RECORD EXTRACTS >>
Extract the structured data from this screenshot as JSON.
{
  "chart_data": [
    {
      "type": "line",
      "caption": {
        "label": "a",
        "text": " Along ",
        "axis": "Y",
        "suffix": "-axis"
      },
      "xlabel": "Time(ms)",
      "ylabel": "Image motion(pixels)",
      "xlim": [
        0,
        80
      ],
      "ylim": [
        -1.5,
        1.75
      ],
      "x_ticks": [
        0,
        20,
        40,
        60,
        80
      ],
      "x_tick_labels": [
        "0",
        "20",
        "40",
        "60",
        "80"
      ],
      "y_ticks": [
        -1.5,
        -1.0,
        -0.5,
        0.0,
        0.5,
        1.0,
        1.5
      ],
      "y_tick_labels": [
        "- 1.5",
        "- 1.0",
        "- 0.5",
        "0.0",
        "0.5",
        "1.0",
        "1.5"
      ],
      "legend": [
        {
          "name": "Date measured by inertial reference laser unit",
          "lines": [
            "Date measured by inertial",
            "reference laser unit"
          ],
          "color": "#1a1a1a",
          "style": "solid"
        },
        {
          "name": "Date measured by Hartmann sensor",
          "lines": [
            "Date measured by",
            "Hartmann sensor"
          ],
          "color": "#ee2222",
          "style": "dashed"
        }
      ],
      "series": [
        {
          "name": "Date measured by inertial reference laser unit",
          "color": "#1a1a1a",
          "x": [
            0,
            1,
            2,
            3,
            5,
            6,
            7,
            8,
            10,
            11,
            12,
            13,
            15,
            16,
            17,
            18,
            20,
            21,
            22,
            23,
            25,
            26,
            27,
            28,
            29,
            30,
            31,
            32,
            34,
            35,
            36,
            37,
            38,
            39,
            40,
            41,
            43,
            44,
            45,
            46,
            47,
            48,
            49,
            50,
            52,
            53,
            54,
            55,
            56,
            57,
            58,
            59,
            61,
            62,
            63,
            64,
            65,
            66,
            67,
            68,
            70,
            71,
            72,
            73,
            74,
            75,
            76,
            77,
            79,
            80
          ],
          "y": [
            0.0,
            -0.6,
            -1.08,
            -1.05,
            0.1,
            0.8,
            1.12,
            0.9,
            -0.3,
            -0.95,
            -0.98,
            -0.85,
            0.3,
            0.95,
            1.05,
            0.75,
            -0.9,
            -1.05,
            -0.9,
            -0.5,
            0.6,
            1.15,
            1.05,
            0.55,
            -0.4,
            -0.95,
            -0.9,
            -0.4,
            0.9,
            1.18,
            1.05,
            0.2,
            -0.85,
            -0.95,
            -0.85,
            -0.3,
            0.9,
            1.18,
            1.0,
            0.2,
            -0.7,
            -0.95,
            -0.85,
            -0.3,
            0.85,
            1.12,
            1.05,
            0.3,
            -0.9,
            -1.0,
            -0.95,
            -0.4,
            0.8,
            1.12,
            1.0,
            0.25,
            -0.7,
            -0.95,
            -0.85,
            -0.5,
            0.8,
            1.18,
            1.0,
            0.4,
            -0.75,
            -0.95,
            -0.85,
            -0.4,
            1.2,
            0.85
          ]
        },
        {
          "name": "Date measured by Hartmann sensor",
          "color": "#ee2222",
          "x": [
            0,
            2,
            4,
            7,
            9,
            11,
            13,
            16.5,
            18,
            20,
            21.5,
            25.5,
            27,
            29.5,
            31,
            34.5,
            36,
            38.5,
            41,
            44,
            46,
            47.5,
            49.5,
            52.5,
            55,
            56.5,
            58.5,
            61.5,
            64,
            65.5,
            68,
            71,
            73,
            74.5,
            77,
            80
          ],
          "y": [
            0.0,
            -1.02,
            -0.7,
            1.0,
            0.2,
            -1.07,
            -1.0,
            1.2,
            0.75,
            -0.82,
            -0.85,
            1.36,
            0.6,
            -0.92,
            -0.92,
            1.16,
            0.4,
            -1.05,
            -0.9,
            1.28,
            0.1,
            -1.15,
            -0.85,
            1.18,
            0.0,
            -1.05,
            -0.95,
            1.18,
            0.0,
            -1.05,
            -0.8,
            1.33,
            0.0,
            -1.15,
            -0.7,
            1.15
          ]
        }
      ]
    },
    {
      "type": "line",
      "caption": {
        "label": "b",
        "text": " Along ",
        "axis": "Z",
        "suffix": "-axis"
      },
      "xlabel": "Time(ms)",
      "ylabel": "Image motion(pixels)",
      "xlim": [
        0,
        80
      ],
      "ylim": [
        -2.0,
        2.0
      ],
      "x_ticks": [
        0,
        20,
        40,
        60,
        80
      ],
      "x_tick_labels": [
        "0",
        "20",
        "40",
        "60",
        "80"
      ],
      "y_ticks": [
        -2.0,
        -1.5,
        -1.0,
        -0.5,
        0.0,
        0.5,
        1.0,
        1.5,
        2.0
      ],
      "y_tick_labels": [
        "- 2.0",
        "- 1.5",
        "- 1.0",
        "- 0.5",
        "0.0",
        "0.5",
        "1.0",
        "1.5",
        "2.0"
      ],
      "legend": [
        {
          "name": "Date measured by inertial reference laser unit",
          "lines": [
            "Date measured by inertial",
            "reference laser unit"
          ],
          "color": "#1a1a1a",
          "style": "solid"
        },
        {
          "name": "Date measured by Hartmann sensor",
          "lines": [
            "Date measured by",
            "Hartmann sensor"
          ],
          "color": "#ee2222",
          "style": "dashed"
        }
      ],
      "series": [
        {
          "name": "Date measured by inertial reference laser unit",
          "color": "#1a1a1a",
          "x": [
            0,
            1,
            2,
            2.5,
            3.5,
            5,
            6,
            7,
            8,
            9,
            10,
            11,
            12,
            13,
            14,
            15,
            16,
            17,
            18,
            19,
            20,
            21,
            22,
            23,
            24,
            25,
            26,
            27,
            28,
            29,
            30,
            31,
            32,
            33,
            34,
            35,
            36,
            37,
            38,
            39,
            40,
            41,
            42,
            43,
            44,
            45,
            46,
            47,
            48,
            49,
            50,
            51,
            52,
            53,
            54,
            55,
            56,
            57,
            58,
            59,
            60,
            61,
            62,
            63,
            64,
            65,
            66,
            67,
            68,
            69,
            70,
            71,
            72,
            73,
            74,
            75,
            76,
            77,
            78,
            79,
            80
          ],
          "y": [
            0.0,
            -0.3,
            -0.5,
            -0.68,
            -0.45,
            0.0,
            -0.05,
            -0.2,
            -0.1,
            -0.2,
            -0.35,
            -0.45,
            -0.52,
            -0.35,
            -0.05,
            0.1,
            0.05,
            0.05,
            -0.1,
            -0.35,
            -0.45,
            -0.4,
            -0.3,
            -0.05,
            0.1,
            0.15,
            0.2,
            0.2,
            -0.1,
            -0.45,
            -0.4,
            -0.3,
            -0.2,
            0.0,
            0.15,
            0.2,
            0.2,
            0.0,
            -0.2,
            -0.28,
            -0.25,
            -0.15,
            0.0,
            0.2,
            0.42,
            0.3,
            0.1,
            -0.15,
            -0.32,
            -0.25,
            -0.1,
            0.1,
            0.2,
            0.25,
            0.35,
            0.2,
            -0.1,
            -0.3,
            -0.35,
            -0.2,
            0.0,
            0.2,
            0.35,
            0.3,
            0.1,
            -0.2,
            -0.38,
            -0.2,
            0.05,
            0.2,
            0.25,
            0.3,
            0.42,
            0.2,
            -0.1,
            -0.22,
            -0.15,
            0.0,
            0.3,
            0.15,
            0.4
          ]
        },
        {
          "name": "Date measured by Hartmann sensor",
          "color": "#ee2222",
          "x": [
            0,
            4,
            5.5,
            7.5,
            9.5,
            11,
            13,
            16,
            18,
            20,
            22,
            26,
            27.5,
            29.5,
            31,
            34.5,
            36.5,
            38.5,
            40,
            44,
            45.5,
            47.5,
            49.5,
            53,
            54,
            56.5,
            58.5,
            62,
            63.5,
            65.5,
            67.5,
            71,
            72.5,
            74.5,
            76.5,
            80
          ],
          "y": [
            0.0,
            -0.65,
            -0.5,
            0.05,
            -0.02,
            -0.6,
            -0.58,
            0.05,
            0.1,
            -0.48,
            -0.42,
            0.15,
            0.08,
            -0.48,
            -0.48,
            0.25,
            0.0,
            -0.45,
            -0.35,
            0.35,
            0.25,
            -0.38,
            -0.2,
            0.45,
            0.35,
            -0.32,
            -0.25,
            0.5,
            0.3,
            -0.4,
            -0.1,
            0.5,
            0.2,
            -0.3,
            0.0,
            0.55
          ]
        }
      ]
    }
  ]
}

WHAT THE TASK REQUIRES >> Scan the records above for the string "axis", then select every line that holds it.

EXERCISE RESPONSE >>
        "axis": "Y",
        "suffix": "-axis"
        "axis": "Z",
        "suffix": "-axis"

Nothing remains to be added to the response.